***** Testo dell'esercizio

In Italia c’è ancora una Democrazia e la nostra può essere ancora considerata una Repubblica parlamentare?
giustizia con tricolore

Gli ultimi eventi riguardanti la schizofrenica emanazione di Dpcm (decreti del presidente del consiglio) ed ordinanze ministeriali destano non poche preoccupazioni ed inquietudini.

Il premier Giuseppe Conte, utilizzando una approssimativa delega per gestire l’emergenza Coronavirus, riveniente dal D.L. n.6/2020 convertito in legge n.13/2020, che tuttavia non conferiva pieni poteri al capo dell’esecutivo, ritiene di poter continuare a governare in solitudine, a tempo indeterminato e senza il controllo del Parlamento ed alcun contrappeso costituzionale.

Quanto sta accadendo giuridicamente rappresenta una pericolosa e grave deriva eversiva, cui fanno da corollario una metodica propaganda, l’introduzione della censura e l’utilizzo delle Forze dell’Ordine impiegate in funzioni che dovrebbero esulare dai loro compiti istituzionali, con il rischio di possibili conflitti che sfocerebbero inevitabilmente in processi penali per resistenza a carico del cittadino che protesta contro l’illegittimità del controllo e di abuso di potere nei confronti del pubblico ufficiale che opera il controllo.

Molti dei diritti costituzionali, con il pretesto di gestire l’emergenza, sono stati sospesi, gli Italiani, in spregio degli artt.2 e 13 Cost., sono ancora privati della libertà personale, che essendo un diritto fondamentale ed inviolabile, non può essere sospeso o eliminato con atti amministrativi, né con legge ordinaria.

Avviene così che per volontà del capo del governo i cittadini italiani vengono ancora trattenuti in casa, agli arresti domiciliari o addirittura sequestrati nelle loro abitazioni, impietriti come sono dal terrore della morte di fronte ad una pandemia ingigantita dal clamore dei media.

In concreto, attraverso il prolungamento dello stato di emergenza il governo Conte sta mettendo definitivamente in quarantena anche la già vacillante democrazia, concentrando tutto il potere nelle sue mani e trasformando la forma istituzionale dello Stato da Repubblica parlamentare in Repubblica semipresidenziale, o ancor peggio in una Dittatura, anche questo in violazione della Costituzione (artt.138 e 139.

Il Parlamento invece di utilizzare lo strumento di cui all’art.62 secondo comma Cost. e di autoconvocarsi d’urgenza ed in modo permanente, non protesta e, rinunciando implicitamente al dibattito ed alla votazione, si accontenta che l’avv. Giuseppe Conte periodicamente, ogni 15 giorni, lo informi su quanto sta facendo per contrastare la pandemia,

Il Capo dello Stato, infine, pur essendo titolare di vari poteri, oltre che un organo monocratico di garanzia, rimane completamente silente.

In simile situazione l’unico organo di garanzia per porre un freno ad una svolta autoritaria ed incostituzionale, per ottenere il rispetto della legge e la tutela dello Stato di diritto rimane soltanto la Magistratura italiana che avvalendosi della sua indipendenza ed autonomia potrebbe intervenire, ove fosse opportunamente coinvolta attraverso formali e circonstanziate denunce penali.

Solo un intervento del terzo potere dello Stato potrebbe salvare la nostra fragile democrazia, in caso contrario si andrà avanti su una strada di non ritorno che alla fine porta ad una dittatura.

**********

Nel testo dell'esercizio, da quale decreto-legge deriva la delega con cui il premier gestisce l'emergenza Coronavirus, e in quale legge è stato convertito? Per rispondere non occorre consultare l'elenco.

***** Materiale riportato

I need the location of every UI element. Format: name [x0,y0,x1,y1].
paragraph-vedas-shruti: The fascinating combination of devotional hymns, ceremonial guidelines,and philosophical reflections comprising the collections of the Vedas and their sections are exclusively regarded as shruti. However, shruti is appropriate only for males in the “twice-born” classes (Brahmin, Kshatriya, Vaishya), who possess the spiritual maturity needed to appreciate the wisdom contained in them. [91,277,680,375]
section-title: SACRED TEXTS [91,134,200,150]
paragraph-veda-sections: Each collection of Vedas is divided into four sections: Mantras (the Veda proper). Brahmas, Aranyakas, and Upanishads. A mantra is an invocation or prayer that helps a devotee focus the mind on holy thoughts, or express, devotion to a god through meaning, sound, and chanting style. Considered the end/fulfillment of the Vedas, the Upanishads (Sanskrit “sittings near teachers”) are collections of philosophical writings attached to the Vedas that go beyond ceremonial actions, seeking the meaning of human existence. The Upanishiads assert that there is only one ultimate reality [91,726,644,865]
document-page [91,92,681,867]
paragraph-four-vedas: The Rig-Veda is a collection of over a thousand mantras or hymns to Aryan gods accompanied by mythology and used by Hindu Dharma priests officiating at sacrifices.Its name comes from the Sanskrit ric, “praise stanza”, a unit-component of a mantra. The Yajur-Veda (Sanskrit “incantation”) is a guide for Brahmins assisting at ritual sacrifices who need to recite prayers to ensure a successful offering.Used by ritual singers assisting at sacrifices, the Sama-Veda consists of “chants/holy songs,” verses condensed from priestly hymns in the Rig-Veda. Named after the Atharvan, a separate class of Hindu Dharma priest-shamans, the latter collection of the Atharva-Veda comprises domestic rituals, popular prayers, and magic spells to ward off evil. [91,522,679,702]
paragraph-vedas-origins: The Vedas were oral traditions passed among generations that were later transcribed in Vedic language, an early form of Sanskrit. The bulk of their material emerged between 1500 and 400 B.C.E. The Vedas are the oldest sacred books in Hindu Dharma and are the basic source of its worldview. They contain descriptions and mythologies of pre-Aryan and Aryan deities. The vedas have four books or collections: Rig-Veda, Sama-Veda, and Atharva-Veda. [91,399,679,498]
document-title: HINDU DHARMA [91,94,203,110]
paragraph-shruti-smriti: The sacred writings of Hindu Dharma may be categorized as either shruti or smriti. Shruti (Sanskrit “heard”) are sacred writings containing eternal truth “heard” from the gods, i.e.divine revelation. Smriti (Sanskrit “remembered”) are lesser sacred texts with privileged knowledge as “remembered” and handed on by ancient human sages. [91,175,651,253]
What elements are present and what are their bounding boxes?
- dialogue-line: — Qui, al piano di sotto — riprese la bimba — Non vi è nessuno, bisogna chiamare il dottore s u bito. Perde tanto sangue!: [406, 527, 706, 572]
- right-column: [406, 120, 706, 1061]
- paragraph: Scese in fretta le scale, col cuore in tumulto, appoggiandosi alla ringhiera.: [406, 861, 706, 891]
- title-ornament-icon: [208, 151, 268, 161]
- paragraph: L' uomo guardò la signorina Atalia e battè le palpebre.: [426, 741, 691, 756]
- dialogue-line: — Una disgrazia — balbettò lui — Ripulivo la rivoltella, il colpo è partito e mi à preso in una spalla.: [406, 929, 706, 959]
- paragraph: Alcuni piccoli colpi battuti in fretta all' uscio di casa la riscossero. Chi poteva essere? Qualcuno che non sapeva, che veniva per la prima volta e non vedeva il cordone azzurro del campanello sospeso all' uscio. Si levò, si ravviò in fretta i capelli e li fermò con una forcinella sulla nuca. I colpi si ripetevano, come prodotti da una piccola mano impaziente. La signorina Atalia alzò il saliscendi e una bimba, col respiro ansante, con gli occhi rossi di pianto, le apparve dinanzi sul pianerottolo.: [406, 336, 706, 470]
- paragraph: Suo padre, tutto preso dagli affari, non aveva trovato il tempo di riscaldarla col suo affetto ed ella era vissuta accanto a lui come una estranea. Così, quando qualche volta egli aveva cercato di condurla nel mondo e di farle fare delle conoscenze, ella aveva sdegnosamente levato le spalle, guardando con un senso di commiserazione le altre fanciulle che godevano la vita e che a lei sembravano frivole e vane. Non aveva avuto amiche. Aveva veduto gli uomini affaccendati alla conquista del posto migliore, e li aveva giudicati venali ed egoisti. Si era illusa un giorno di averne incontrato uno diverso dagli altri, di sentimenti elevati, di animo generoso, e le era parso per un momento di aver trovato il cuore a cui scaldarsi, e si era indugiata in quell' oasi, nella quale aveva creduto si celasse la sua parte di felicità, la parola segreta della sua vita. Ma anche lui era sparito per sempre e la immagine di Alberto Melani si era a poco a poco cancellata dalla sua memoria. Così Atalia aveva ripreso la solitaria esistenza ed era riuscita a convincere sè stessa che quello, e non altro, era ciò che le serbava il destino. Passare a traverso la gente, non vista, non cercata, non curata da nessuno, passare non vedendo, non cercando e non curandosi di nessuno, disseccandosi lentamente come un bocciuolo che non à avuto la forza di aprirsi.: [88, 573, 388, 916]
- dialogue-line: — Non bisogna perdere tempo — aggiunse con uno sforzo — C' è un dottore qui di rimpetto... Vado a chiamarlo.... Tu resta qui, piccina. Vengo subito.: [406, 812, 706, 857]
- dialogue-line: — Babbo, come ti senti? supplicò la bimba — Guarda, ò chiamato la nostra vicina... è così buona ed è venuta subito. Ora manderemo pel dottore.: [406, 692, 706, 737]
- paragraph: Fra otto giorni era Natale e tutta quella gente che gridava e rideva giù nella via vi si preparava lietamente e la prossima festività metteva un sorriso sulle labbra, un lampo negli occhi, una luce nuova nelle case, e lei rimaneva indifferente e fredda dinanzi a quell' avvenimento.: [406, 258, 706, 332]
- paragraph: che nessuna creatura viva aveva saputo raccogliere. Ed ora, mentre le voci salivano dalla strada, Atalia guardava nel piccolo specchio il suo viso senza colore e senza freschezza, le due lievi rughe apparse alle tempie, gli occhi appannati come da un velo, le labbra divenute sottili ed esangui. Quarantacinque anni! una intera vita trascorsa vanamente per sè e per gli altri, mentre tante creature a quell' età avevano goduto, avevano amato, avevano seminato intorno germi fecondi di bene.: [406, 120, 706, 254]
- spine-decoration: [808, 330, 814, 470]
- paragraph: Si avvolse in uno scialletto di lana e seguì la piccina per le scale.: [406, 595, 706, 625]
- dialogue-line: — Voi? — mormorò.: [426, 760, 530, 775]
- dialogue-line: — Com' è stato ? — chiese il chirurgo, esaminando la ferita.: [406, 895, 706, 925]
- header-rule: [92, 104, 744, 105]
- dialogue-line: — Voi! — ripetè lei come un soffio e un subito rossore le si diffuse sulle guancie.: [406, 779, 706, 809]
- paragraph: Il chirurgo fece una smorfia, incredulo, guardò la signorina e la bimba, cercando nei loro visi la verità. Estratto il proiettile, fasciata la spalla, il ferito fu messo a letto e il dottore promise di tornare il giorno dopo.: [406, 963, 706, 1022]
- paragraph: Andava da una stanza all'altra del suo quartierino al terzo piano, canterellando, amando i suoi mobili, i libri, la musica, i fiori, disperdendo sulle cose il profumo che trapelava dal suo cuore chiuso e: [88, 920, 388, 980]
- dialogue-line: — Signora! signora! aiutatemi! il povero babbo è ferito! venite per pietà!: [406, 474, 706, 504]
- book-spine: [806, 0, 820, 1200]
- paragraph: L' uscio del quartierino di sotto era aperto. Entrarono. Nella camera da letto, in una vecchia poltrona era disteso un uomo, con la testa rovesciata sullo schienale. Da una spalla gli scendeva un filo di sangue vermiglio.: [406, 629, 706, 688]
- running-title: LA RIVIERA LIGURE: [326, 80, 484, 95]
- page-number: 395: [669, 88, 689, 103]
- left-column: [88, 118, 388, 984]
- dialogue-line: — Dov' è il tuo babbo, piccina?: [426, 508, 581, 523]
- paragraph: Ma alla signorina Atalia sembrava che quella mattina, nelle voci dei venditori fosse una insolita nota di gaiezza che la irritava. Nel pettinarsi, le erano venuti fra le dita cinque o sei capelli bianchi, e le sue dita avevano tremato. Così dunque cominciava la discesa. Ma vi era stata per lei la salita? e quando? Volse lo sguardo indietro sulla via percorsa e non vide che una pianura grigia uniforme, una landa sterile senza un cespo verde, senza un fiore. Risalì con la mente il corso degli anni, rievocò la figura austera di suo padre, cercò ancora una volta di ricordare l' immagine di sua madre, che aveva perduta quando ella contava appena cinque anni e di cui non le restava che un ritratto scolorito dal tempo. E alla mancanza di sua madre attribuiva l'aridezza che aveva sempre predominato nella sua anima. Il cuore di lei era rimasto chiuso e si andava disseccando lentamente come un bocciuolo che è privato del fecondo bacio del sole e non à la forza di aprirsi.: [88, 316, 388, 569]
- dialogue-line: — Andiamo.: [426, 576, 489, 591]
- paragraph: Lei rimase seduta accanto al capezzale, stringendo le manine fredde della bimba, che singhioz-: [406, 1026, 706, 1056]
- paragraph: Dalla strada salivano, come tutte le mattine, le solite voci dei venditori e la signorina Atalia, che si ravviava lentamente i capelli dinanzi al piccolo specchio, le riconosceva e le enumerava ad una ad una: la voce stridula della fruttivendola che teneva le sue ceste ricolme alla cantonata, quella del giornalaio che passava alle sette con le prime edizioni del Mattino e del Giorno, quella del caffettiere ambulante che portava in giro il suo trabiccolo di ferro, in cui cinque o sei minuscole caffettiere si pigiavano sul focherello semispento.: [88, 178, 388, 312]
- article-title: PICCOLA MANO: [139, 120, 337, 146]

**********

• Soluzione:
Dal D.L. n.6/2020, convertito in legge n.13/2020.